TASK STATEMENT | Return the data exactly, with all pictures removed.
=-=-=-=-=
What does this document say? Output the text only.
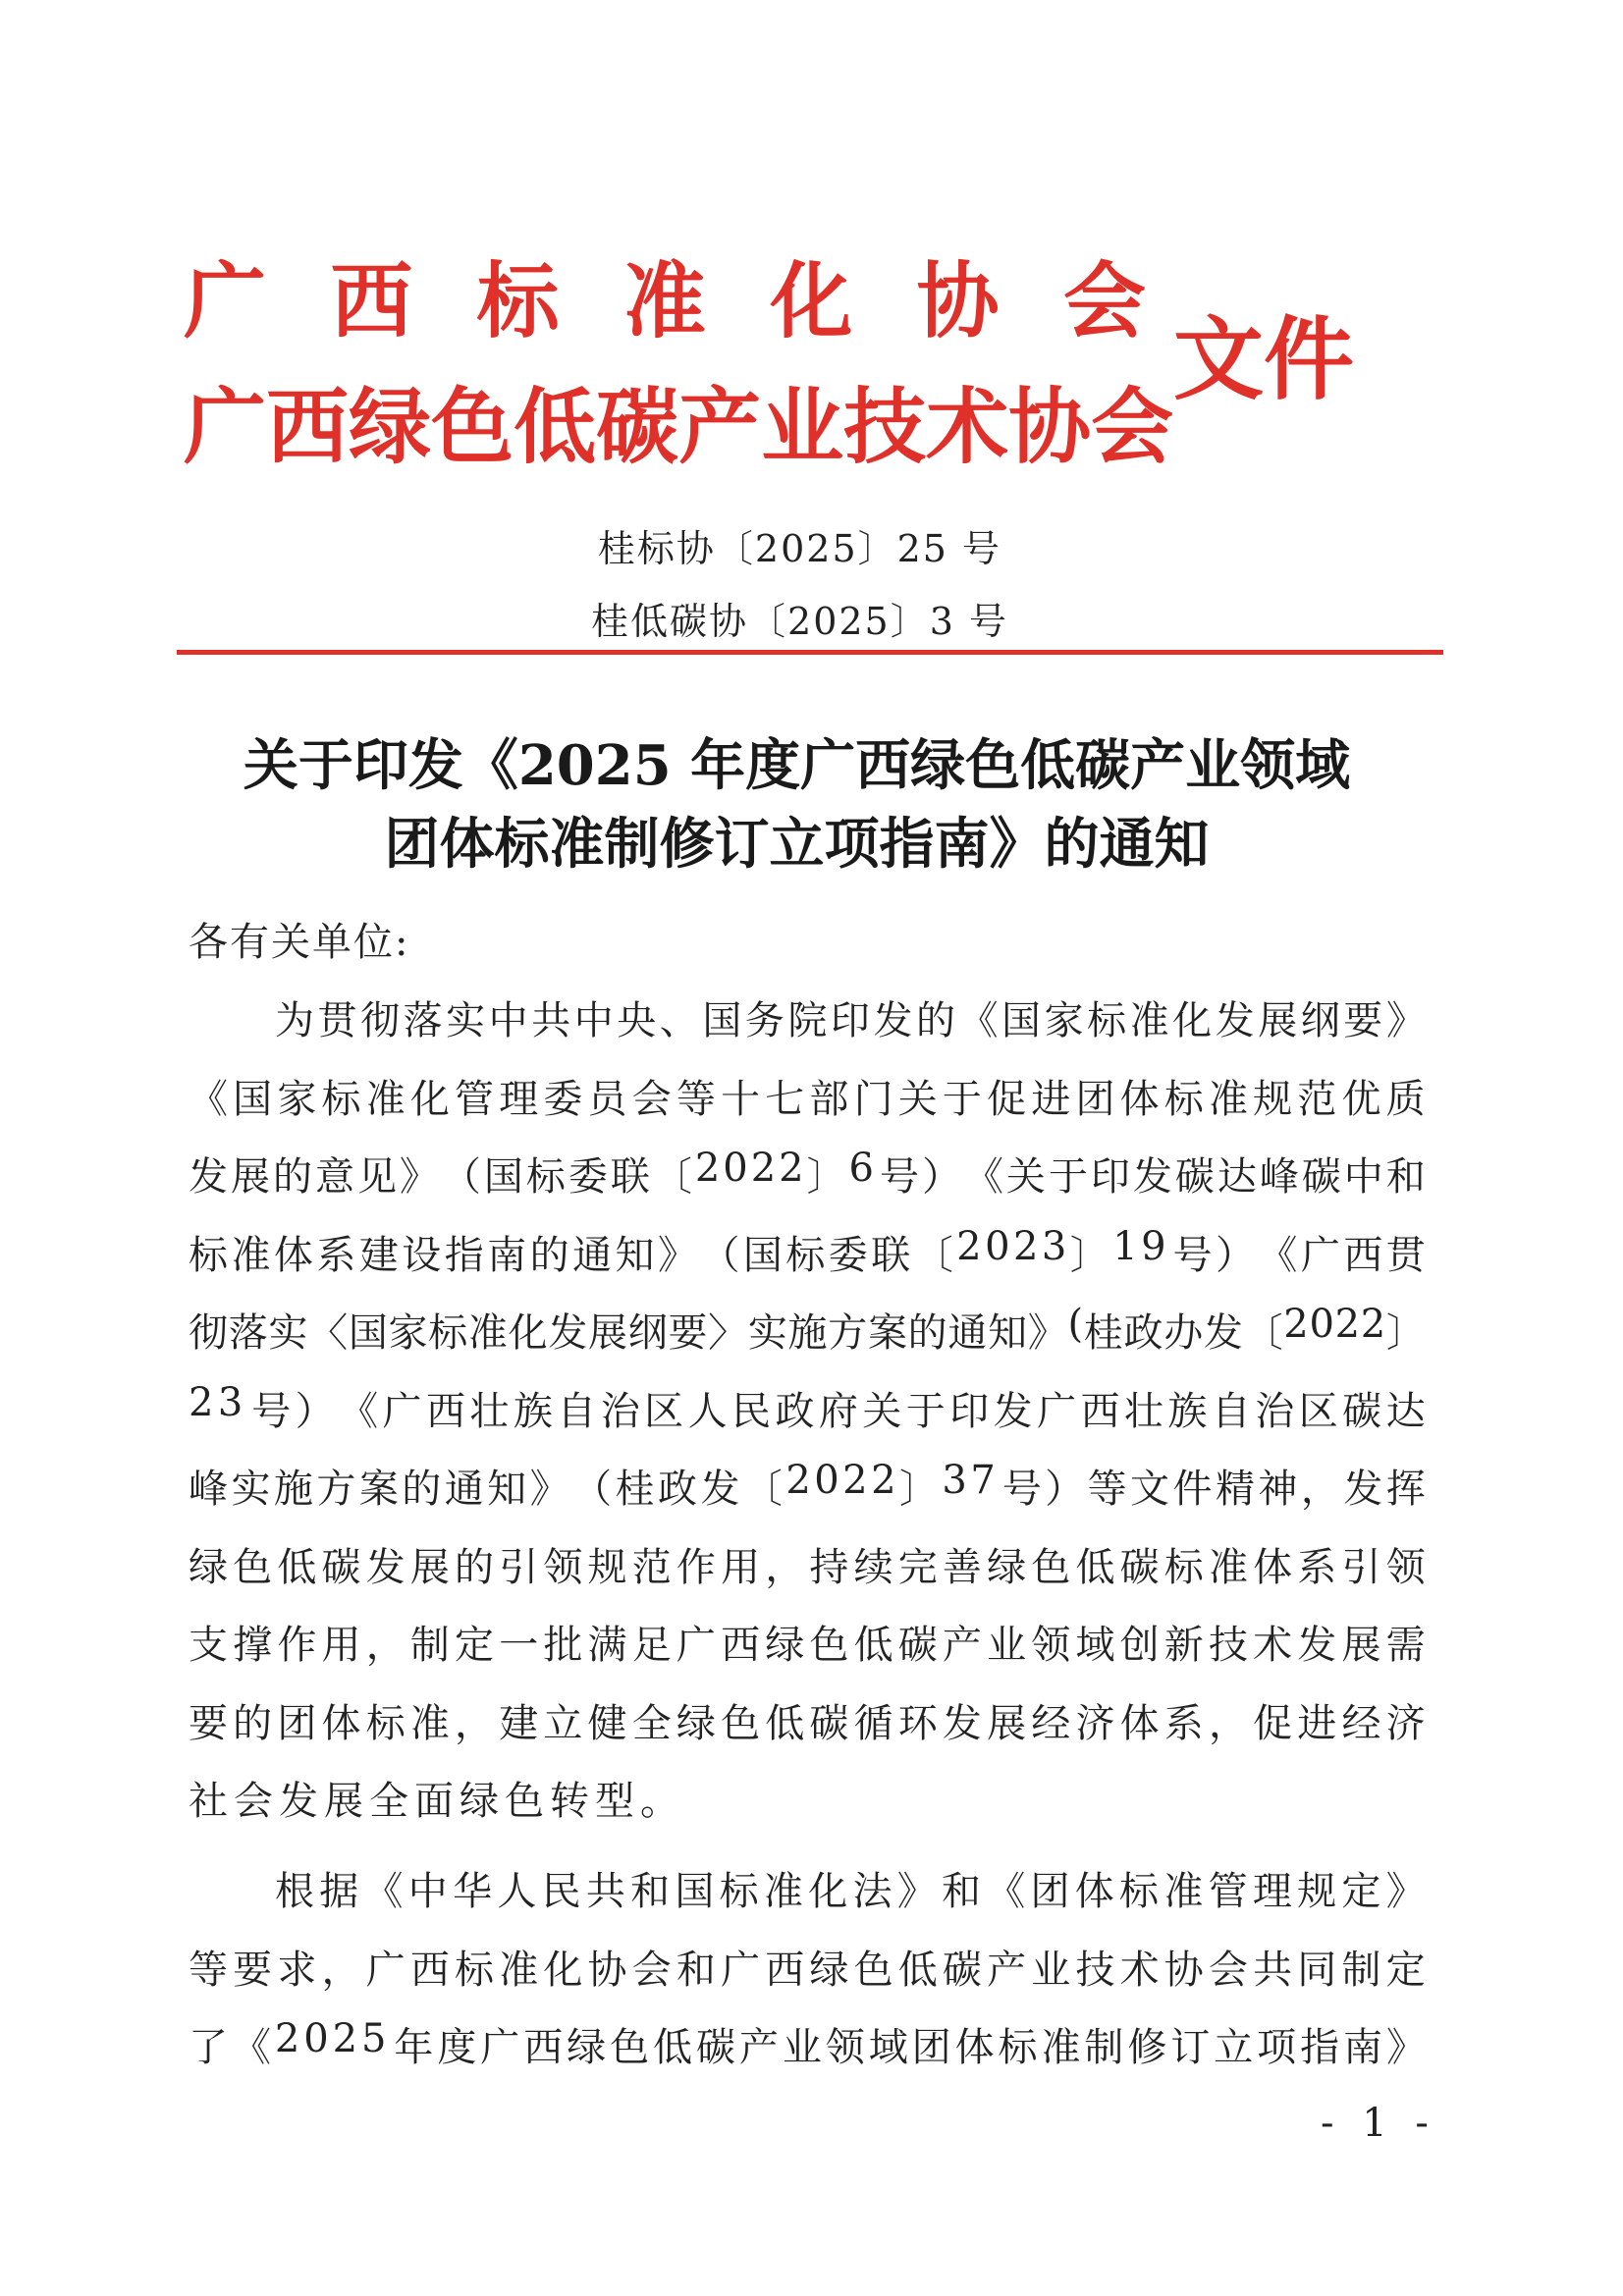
广 西 标 准 化 协 会
广 西 绿 色 低 碳 产 业 技 术 协 会
文件
桂标协〔2025〕25 号
桂低碳协〔2025〕3 号
关于印发《2025 年度广西绿色低碳产业领域
团体标准制修订立项指南》的通知
各有关单位:
为 贯 彻 落 实 中 共 中 央 、 国 务 院 印 发 的 《 国 家 标 准 化 发 展 纲 要 》
《 国 家 标 准 化 管 理 委 员 会 等 十 七 部 门 关 于 促 进 团 体 标 准 规 范 优 质
发 展 的 意 见 》 （ 国 标 委 联 〔 2 0 2 2 〕 6 号 ） 《 关 于 印 发 碳 达 峰 碳 中 和
标 准 体 系 建 设 指 南 的 通 知 》 （ 国 标 委 联 〔 2 0 2 3 〕 1 9 号 ） 《 广 西 贯
彻 落 实 〈 国 家 标 准 化 发 展 纲 要 〉 实 施 方 案 的 通 知 》 ( 桂 政 办 发 〔 2 0 2 2 〕
2 3 号 ） 《 广 西 壮 族 自 治 区 人 民 政 府 关 于 印 发 广 西 壮 族 自 治 区 碳 达
峰 实 施 方 案 的 通 知 》 （ 桂 政 发 〔 2 0 2 2 〕 3 7 号 ） 等 文 件 精 神 ， 发 挥
绿 色 低 碳 发 展 的 引 领 规 范 作 用 ， 持 续 完 善 绿 色 低 碳 标 准 体 系 引 领
支 撑 作 用 ， 制 定 一 批 满 足 广 西 绿 色 低 碳 产 业 领 域 创 新 技 术 发 展 需
要 的 团 体 标 准 ， 建 立 健 全 绿 色 低 碳 循 环 发 展 经 济 体 系 ， 促 进 经 济
社会发展全面绿色转型。
根 据 《 中 华 人 民 共 和 国 标 准 化 法 》 和 《 团 体 标 准 管 理 规 定 》
等 要 求 ， 广 西 标 准 化 协 会 和 广 西 绿 色 低 碳 产 业 技 术 协 会 共 同 制 定
了 《 2 0 2 5 年 度 广 西 绿 色 低 碳 产 业 领 域 团 体 标 准 制 修 订 立 项 指 南 》
- 1 -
=-=-=-=-=
RESPONSE TO THIS TASK |
What does this document say? Output the text only.
广 西 标 准 化 协 会
广 西 绿 色 低 碳 产 业 技 术 协 会
文件
桂标协〔2025〕25 号
桂低碳协〔2025〕3 号
关于印发《2025 年度广西绿色低碳产业领域
团体标准制修订立项指南》的通知
各有关单位:
为 贯 彻 落 实 中 共 中 央 、 国 务 院 印 发 的 《 国 家 标 准 化 发 展 纲 要 》
《 国 家 标 准 化 管 理 委 员 会 等 十 七 部 门 关 于 促 进 团 体 标 准 规 范 优 质
发 展 的 意 见 》 （ 国 标 委 联 〔 2 0 2 2 〕 6 号 ） 《 关 于 印 发 碳 达 峰 碳 中 和
标 准 体 系 建 设 指 南 的 通 知 》 （ 国 标 委 联 〔 2 0 2 3 〕 1 9 号 ） 《 广 西 贯
彻 落 实 〈 国 家 标 准 化 发 展 纲 要 〉 实 施 方 案 的 通 知 》 ( 桂 政 办 发 〔 2 0 2 2 〕
2 3 号 ） 《 广 西 壮 族 自 治 区 人 民 政 府 关 于 印 发 广 西 壮 族 自 治 区 碳 达
峰 实 施 方 案 的 通 知 》 （ 桂 政 发 〔 2 0 2 2 〕 3 7 号 ） 等 文 件 精 神 ， 发 挥
绿 色 低 碳 发 展 的 引 领 规 范 作 用 ， 持 续 完 善 绿 色 低 碳 标 准 体 系 引 领
支 撑 作 用 ， 制 定 一 批 满 足 广 西 绿 色 低 碳 产 业 领 域 创 新 技 术 发 展 需
要 的 团 体 标 准 ， 建 立 健 全 绿 色 低 碳 循 环 发 展 经 济 体 系 ， 促 进 经 济
社会发展全面绿色转型。
根 据 《 中 华 人 民 共 和 国 标 准 化 法 》 和 《 团 体 标 准 管 理 规 定 》
等 要 求 ， 广 西 标 准 化 协 会 和 广 西 绿 色 低 碳 产 业 技 术 协 会 共 同 制 定
了 《 2 0 2 5 年 度 广 西 绿 色 低 碳 产 业 领 域 团 体 标 准 制 修 订 立 项 指 南 》
- 1 -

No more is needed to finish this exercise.